**PROVIDED TEXT:**
Coming back to polyamine interaction with InsP6, a general comparison can be carried out from the plot of unbound InsP6 under the same conditions for different polyamines ([InsP6]total = [polyamine]total = 1 mM). This is shown in Fig. 4(a) for 12N4, 18N6 and 24N8. (Fig. S3, ESI†) shows the same calculation for ([InsP6]total = [polyamine]total = 1 μM). The free InsP6 for 12N4 is higher than that calculated for the bigger polyamines (with more N atoms to be protonated but also with a higher general flexibility to bind InsP6). Interestingly, 18N6 retains a high percentage of InsP6 almost in the whole pH interval, showing even stronger affinity below pH 7.8 than that calculated for 24N8 (24N8 is tetraprotonated at pH below 7.8, whereas 18N6 remains in the triprotonated form up to the acid region, see successive protonation constants in Table S1, (ESI†)).

**ASSIGNED TASK 1:**
In the passage on polyamine binding to InsP6, which polyamine shows stronger affinity for InsP6 than 24N8 below pH 7.8?
**ASSIGNED TASK 2:**
Extend the passage on polyamine binding to InsP6 by writing what comes next after its last sentence.
These lines come from a different source than the passage on polyamine binding to InsP6.

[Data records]
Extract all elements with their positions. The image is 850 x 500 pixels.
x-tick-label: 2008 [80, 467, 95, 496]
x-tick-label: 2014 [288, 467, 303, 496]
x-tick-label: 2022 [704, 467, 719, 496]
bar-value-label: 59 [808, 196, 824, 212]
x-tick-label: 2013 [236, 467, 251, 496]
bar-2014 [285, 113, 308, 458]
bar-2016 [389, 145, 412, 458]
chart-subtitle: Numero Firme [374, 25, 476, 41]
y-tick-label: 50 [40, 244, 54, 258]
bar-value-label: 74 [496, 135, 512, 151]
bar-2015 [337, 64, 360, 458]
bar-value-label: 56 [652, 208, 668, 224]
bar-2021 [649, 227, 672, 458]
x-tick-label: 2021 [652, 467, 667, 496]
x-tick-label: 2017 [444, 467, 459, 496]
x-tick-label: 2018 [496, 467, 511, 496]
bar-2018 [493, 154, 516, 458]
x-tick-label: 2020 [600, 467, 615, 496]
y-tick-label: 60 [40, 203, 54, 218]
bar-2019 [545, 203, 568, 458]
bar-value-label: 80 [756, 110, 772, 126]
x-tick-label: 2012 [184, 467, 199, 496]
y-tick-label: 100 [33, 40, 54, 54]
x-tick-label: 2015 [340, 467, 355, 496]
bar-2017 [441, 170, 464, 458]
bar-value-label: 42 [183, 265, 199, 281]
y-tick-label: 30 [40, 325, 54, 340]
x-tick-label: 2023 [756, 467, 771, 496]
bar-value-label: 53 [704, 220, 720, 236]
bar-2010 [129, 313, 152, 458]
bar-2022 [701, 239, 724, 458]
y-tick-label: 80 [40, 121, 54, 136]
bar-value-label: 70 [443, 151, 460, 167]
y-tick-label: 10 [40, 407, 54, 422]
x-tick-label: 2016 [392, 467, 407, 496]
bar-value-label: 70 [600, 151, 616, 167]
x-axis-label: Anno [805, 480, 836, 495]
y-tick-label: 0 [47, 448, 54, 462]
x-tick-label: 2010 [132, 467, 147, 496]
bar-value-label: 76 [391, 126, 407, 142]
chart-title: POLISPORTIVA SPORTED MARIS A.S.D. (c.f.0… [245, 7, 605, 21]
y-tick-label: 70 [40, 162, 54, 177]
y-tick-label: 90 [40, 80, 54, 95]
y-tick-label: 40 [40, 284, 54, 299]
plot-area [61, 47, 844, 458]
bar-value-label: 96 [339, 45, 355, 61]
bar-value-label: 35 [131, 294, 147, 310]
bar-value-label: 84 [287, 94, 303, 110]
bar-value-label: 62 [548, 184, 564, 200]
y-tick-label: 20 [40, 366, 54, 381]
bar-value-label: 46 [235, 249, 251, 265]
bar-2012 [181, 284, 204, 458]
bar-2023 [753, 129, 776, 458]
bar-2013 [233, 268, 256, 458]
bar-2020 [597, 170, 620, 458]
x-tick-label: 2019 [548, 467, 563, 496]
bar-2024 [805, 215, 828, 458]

**ANSWER BOX 1:**
18N6

**ANSWER BOX 2:**
Fig. 4 Percentage of unbound InsP6 in the presence of (a) selected cyclic polyamines and (b) selected tetra and octamines. [InsP6]total = [polyamine]total = 1 mM, calculated from data in Tables S1 (ESI†) and Table 2 and previously reported values.19 Selected tetramines are 12N4, 13N4 and the linear 3,3,3-tet (N,N′-bis(3-aminopropyl)-1,3-propanediamine): octamines are 24N8 and 1,22-dimethyl-1,4,7,10,13,16,19,22-octaazadocosane. |
Besides, Fig. 4(b) shows the comparative unbound InsP6 proportion left by the cyclic 12N4, 13N4 and 24N8, in comparison with other tetra- and octamines. The flexibility of a longer cyclic carbon chain (13N4 vs. 12N4) or of a linear disposition that allows a higher flexibility and a bigger separation of NH2+ groups through space (linear N4 or N8 vs. the cyclic polyamines) favors the interaction, decreasing the unbound % of InsP6 and also favoring the formation of the adducts from lower pH values.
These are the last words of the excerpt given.